## START Given data

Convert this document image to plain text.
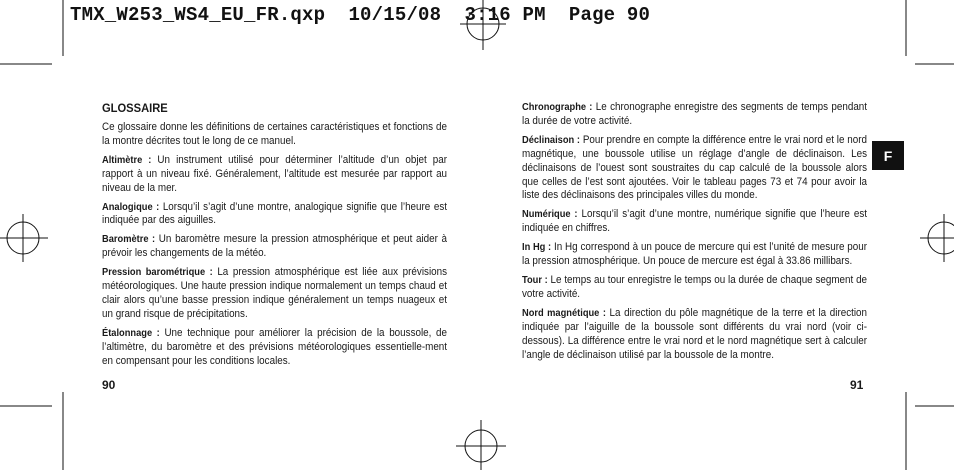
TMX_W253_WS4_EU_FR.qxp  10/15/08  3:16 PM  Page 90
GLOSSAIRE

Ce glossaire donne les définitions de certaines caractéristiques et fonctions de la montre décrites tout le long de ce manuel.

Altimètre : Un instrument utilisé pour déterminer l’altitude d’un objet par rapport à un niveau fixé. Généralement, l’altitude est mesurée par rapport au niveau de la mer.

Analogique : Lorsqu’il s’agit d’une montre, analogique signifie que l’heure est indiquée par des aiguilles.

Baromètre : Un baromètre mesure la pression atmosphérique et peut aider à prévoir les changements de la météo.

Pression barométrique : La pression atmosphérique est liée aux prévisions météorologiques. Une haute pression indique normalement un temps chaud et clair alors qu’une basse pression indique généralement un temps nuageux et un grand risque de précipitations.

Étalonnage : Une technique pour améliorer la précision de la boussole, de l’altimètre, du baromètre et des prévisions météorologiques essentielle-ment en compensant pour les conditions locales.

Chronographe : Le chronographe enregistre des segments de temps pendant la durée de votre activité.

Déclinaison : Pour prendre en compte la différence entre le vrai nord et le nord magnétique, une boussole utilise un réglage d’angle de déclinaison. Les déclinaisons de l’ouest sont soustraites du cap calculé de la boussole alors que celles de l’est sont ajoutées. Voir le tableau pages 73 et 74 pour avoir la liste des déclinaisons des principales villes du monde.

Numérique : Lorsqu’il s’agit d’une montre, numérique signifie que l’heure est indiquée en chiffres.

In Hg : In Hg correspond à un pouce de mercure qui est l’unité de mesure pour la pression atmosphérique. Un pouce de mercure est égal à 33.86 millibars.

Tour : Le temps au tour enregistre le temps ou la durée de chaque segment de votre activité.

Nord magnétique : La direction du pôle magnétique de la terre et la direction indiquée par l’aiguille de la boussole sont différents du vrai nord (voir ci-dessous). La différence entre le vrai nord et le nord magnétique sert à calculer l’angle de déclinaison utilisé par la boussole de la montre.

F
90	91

## END Given data
## START Given data

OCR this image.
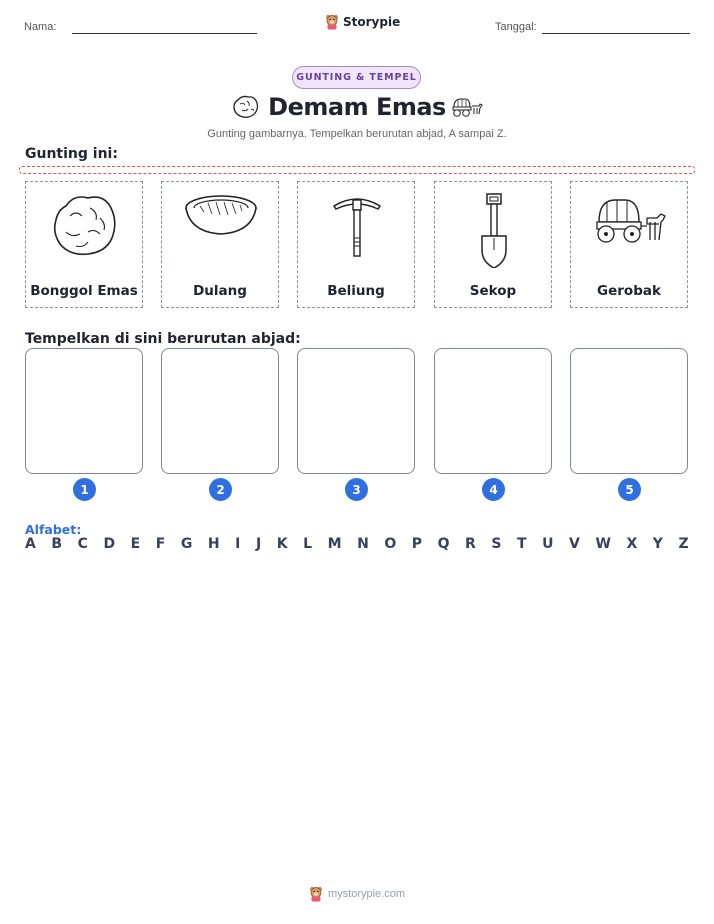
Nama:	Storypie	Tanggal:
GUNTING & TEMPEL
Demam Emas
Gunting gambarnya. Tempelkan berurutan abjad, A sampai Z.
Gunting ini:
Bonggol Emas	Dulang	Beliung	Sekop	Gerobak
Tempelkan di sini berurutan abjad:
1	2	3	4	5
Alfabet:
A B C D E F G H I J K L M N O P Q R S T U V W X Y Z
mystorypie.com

## END Given data
## START Given data

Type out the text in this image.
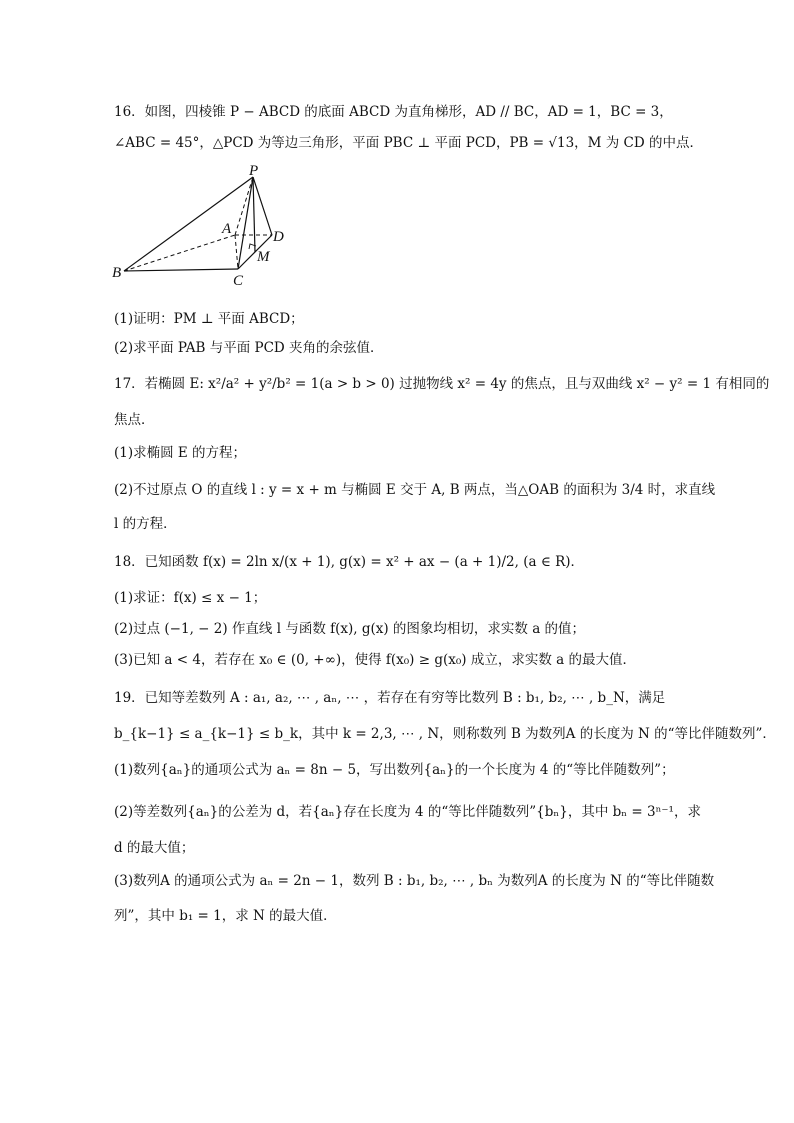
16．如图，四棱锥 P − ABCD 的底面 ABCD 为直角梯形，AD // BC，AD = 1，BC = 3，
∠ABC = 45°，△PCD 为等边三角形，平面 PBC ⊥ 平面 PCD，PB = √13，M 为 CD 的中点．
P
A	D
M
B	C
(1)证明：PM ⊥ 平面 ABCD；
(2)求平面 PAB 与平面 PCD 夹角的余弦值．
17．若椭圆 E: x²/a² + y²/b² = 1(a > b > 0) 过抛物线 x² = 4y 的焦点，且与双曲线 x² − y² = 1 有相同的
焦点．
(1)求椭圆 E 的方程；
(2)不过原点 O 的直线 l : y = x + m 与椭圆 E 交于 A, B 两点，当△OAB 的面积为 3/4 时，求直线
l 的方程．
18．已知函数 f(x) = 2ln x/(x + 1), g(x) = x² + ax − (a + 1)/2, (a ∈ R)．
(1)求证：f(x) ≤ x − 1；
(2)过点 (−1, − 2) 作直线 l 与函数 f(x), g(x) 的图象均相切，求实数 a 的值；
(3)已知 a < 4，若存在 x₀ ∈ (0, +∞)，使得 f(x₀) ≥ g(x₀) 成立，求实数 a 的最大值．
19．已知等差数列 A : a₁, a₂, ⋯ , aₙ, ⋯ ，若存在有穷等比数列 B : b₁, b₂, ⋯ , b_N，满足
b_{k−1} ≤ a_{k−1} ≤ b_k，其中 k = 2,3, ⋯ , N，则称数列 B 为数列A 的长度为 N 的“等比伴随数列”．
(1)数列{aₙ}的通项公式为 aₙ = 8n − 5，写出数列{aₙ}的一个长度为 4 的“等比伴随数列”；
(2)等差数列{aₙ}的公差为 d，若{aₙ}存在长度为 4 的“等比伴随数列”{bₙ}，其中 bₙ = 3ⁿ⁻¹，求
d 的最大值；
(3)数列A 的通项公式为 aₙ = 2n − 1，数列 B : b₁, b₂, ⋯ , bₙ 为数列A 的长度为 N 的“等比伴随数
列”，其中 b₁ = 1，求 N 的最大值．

## END Given data

• [Task description] Show each line holding the word "的长度为".

• [Output for this task]
b_{k−1} ≤ a_{k−1} ≤ b_k，其中 k = 2,3, ⋯ , N，则称数列 B 为数列A 的长度为 N 的“等比伴随数列”．
(3)数列A 的通项公式为 aₙ = 2n − 1，数列 B : b₁, b₂, ⋯ , bₙ 为数列A 的长度为 N 的“等比伴随数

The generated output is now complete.